What this task involves:
Pictures in the data should be dropped; transcribe exactly the lines from the one that has "What's the underlying" through the one that has "Output a JSON".

## Start Data excerpts

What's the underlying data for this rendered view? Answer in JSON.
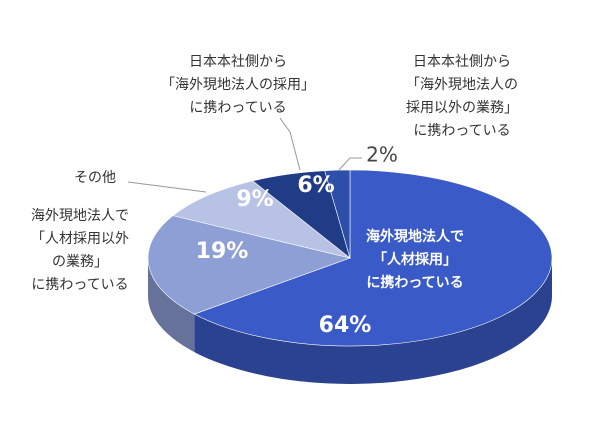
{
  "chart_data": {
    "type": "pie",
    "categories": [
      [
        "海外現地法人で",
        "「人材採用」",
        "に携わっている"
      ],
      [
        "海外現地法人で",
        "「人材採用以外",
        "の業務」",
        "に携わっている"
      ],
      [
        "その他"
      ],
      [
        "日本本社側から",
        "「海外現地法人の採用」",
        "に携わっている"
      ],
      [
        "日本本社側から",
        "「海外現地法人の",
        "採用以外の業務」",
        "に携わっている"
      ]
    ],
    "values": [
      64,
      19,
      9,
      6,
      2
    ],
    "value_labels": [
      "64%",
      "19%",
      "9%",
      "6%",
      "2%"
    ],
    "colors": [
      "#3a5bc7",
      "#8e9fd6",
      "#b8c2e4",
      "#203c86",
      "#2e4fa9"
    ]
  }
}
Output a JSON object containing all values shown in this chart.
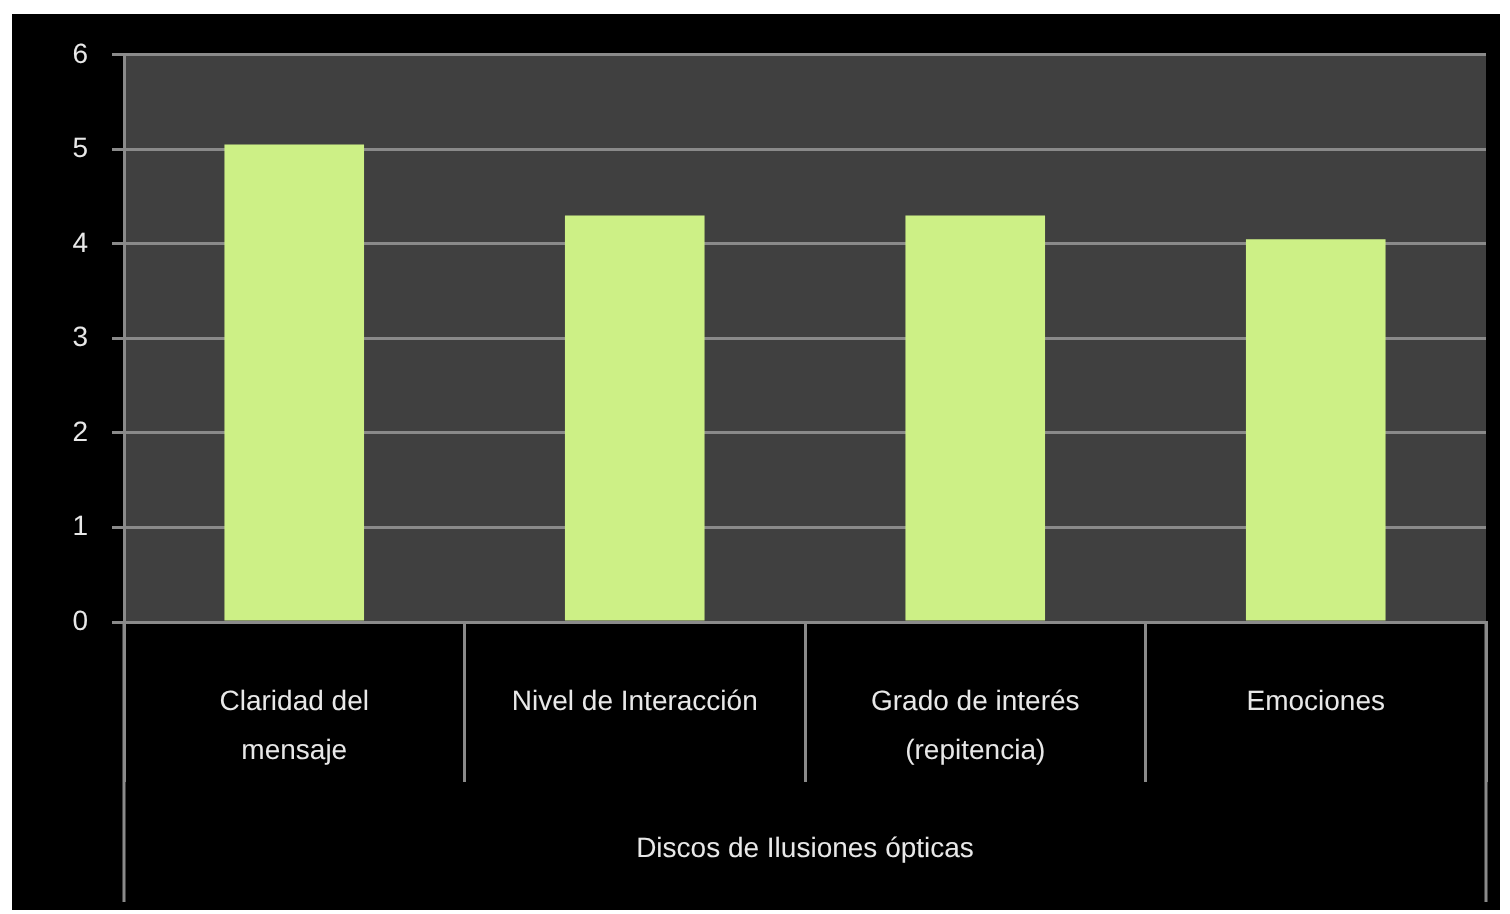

## End Data excerpts
## Start Data excerpts

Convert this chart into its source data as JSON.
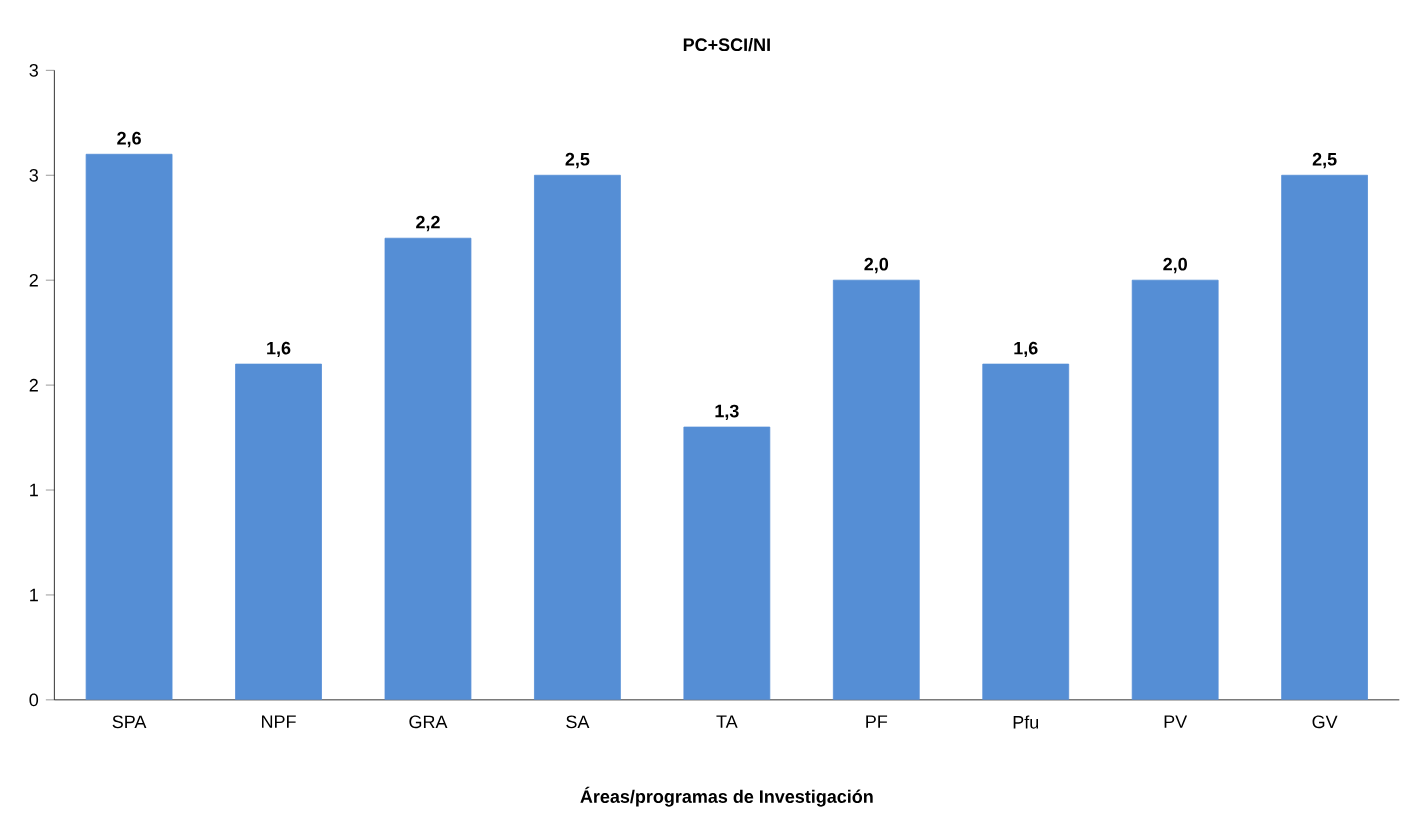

## End Data excerpts

Result of this exercise:
What's the underlying data for this rendered view? Answer in JSON.
{
  "chart_data": {
    "type": "pie",
    "categories": [
      [
        "海外現地法人で",
        "「人材採用」",
        "に携わっている"
      ],
      [
        "海外現地法人で",
        "「人材採用以外",
        "の業務」",
        "に携わっている"
      ],
      [
        "その他"
      ],
      [
        "日本本社側から",
        "「海外現地法人の採用」",
        "に携わっている"
      ],
      [
        "日本本社側から",
        "「海外現地法人の",
        "採用以外の業務」",
        "に携わっている"
      ]
    ],
    "values": [
      64,
      19,
      9,
      6,
      2
    ],
    "value_labels": [
      "64%",
      "19%",
      "9%",
      "6%",
      "2%"
    ],
    "colors": [
      "#3a5bc7",
      "#8e9fd6",
      "#b8c2e4",
      "#203c86",
      "#2e4fa9"
    ]
  }
}
Output a JSON object containing all values shown in this chart.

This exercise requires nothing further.